Scan the lines below for the string "libri" and copy every one that has it.

----

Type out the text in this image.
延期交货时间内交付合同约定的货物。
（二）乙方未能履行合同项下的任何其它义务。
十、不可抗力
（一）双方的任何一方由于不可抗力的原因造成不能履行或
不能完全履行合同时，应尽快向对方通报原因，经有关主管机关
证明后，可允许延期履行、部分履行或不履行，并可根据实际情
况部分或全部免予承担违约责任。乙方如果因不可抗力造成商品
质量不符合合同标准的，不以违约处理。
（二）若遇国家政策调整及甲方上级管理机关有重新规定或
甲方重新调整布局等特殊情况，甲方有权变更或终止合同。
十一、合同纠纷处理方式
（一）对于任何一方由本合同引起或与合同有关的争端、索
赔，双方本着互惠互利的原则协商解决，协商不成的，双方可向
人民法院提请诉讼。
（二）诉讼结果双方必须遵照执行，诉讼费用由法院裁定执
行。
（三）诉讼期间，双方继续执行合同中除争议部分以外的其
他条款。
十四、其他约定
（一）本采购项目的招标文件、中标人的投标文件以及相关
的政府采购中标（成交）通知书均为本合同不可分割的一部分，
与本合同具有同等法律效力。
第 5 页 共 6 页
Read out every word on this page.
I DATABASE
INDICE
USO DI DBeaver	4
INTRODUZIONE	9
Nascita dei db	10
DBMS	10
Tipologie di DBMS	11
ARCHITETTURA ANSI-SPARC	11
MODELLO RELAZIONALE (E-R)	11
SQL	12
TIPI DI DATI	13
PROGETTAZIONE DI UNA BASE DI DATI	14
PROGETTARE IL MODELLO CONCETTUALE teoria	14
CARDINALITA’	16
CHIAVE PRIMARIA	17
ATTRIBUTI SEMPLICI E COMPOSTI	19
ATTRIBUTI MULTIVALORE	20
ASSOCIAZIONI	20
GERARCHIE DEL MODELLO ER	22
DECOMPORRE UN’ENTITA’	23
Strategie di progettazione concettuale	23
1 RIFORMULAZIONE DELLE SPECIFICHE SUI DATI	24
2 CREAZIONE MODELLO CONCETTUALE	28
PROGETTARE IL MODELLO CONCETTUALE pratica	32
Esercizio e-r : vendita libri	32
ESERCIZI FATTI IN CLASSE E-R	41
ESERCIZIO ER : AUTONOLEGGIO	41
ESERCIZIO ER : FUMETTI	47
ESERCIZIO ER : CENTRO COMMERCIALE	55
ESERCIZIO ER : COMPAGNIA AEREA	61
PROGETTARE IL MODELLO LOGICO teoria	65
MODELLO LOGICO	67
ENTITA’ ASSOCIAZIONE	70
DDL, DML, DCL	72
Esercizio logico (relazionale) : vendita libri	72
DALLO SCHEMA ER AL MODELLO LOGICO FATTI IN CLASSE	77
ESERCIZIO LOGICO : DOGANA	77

----

Exercise response -
Esercizio e-r : vendita libri	32
Esercizio logico (relazionale) : vendita libri	72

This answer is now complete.